• **Required tasks**
(a) Starting at the first line of the records and stopping after the line that contains "table-cell: 2 <box>505 573 512 587</box>", please swap "column-header" for "col-header" and reproduce those lines with nothing else changed.
(b) Write the next part of the forum thread about cars, winter driving and radar cruise control, picking up after its last sentence.

• **Document segment**
Today, I like the Sierra Denali. Hard to beat a modern pickup for all around driving. Money no object I'd probably get a S-Class or big Bentley.

----------


## Misterman

> I was thinking paved roads only. But yeah if you are going ontonthe dirt industrial roads to remote locations Tha6s a different story. 
> Maybe if you are going to smaller towns awd might matter, but I still say 2wd cars are fine on main highways once you have real winter tires. 
> 
> Some great thoughts already. Glad the 6-6 has been mentioned.
> 
> I borrowed a Lexus IS350 recently and I didn't like the radar cruise. Maybe it's adjustable, but it was slowing down waaaay too early.



Pretty sure I could adjust the distance in mine. But either way it was terrible and I disable that radar cruise immediately. It just slows down as you approach a car, and don't realize you've slowed down! Next thing you know you look down and see you're doing 20km/h below your set cruise speed.

----------


## Mitsu3000gt

> I haven’t really gotten on the autonomous driving band wagon. But after driving my wife’s Lexus with radar cruise to Osoyoos and back last week. It’s 100% the way to go. Feet on the floor just lazily steering.

Element position data:
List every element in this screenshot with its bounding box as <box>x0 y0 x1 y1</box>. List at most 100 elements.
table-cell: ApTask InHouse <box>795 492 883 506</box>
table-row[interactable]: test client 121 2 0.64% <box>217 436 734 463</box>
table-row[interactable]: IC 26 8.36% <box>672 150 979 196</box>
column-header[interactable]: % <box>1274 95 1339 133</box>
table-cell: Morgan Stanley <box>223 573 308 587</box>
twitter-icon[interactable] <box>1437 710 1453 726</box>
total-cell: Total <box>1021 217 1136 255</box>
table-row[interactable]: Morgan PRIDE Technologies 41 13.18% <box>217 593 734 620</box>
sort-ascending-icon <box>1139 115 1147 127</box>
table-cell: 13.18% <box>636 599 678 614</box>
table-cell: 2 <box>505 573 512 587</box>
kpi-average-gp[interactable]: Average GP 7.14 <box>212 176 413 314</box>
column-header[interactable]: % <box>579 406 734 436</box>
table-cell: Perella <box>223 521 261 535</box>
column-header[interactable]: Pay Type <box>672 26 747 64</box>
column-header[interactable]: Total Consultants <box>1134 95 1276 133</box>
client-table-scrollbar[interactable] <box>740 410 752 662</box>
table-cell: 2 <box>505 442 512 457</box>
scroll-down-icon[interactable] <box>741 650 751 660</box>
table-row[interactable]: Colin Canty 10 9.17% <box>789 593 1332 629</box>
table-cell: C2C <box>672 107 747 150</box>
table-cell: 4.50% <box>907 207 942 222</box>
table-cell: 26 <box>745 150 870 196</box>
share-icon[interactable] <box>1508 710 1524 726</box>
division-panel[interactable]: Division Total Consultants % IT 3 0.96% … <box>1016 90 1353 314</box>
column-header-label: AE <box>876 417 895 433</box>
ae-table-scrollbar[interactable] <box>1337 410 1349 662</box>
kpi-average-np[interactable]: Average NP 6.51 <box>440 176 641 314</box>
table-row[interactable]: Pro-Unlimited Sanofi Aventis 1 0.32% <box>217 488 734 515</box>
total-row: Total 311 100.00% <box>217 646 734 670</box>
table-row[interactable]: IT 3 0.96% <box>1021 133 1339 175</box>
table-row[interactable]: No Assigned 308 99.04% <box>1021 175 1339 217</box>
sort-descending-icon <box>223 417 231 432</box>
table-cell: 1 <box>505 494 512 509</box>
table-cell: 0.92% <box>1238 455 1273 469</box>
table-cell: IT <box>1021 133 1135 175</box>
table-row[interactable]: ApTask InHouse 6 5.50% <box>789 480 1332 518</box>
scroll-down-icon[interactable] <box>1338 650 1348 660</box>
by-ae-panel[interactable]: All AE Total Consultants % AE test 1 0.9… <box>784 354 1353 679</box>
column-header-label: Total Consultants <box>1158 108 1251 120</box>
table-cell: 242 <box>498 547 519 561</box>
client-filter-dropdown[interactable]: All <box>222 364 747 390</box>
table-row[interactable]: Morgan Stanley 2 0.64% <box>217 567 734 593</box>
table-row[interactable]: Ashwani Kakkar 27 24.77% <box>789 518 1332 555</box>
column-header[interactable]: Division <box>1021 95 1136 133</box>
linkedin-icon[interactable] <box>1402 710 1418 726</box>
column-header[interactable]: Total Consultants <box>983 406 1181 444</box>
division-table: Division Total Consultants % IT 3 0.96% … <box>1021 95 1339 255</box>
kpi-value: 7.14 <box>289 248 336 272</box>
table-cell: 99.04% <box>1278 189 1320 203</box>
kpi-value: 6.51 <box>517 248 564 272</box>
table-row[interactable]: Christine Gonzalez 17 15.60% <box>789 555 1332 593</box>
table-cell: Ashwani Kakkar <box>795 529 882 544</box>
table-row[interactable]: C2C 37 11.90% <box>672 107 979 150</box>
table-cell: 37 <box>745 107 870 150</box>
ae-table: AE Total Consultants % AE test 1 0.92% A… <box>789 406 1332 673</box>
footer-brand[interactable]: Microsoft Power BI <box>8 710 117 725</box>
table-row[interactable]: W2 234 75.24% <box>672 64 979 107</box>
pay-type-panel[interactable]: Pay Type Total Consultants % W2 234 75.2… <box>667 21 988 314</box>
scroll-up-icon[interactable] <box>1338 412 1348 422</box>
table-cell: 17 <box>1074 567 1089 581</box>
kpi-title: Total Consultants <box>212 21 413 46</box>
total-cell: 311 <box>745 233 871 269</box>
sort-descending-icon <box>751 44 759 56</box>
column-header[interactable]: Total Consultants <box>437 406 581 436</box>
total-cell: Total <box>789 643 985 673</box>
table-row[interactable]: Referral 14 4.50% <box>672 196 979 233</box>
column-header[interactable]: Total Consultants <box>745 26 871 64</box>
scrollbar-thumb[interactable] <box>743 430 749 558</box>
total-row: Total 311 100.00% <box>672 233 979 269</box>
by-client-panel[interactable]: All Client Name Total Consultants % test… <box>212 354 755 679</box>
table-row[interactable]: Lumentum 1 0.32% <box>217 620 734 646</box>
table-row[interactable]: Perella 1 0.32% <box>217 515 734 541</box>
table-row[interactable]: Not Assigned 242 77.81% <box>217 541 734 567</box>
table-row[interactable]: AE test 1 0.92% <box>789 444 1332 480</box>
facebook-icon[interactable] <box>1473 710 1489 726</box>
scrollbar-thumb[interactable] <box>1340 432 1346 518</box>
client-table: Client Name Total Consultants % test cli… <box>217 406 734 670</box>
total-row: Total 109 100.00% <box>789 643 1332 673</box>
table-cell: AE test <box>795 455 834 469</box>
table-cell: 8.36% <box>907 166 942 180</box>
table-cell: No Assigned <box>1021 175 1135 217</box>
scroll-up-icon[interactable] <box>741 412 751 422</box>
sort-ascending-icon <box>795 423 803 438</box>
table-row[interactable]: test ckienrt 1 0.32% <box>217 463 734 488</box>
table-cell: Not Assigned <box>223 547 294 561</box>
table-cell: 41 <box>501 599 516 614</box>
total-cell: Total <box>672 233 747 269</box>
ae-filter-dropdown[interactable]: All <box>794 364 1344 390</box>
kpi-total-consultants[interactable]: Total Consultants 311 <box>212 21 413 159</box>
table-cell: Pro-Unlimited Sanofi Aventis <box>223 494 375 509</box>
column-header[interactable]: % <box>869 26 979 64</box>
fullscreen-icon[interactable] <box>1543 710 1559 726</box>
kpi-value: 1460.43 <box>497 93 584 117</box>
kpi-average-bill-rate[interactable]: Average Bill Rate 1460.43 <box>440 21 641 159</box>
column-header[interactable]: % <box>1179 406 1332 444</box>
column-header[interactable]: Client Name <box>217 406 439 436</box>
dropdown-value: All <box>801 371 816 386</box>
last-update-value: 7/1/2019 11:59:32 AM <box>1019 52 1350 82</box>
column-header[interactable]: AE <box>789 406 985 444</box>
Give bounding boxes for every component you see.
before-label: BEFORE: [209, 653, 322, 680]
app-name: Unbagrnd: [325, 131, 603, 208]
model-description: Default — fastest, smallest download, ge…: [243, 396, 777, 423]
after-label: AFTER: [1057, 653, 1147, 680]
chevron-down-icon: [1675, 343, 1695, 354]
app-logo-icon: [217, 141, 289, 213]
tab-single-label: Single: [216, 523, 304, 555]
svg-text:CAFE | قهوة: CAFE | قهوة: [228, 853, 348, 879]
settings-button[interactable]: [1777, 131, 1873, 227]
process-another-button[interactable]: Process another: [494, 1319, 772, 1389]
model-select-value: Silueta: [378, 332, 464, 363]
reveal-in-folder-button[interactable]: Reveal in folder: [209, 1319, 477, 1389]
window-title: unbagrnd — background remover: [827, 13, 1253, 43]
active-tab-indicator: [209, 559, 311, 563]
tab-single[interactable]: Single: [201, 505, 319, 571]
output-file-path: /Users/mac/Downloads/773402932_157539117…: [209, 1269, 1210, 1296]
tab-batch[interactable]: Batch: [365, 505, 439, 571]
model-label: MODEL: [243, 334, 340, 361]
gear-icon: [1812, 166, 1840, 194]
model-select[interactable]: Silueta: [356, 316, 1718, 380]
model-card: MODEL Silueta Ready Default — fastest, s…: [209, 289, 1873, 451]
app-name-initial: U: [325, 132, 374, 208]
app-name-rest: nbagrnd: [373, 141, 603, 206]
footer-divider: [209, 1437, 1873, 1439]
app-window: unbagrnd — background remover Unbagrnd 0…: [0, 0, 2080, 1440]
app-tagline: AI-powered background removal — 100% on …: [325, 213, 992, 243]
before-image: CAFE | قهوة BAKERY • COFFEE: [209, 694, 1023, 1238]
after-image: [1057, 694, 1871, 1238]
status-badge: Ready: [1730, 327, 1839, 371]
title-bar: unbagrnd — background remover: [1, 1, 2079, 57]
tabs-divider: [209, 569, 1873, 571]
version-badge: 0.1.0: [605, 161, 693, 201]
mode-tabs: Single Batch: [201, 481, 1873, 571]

• **Answers below**
(a)
List every element in this screenshot with its bounding box as <box>x0 y0 x1 y1</box>. List at most 100 elements.
table-cell: ApTask InHouse <box>795 492 883 506</box>
table-row[interactable]: test client 121 2 0.64% <box>217 436 734 463</box>
table-row[interactable]: IC 26 8.36% <box>672 150 979 196</box>
col-header[interactable]: % <box>1274 95 1339 133</box>
table-cell: Morgan Stanley <box>223 573 308 587</box>
twitter-icon[interactable] <box>1437 710 1453 726</box>
total-cell: Total <box>1021 217 1136 255</box>
table-row[interactable]: Morgan PRIDE Technologies 41 13.18% <box>217 593 734 620</box>
sort-ascending-icon <box>1139 115 1147 127</box>
table-cell: 13.18% <box>636 599 678 614</box>
table-cell: 2 <box>505 573 512 587</box>

(b)
I do a ton of highway driving and the only thing I don't like about autonomous cruise is that it doesn't take into account the way people actually drive on the highway. The gaps most of the systems leave are big enough that two things happen:

1) People behind you think you are going slow, even though you are flawlessly pacing the car in front of you, and will tailgate/road rage wanting to pass
2) The gap most of the systems leave at highway speed is multiple car lengths even on their "tightest" setting, so people are always moving in front of you, which makes your car hit the brakes until you get the right sized gap back, and then another person just moves in.

It's a bit better on single lane undivided highways where it's harder to pass, but depending on the highway it can be very annoying. The computer has a much better reaction time than a human, it should let you follow closer, but I get why they set them the way they do. It is ideal when you have nowhere to be and aren't in a hurry, and it doesn't matter if you slow down from 120 --> 80Km/h because there is a giant camper in front of you.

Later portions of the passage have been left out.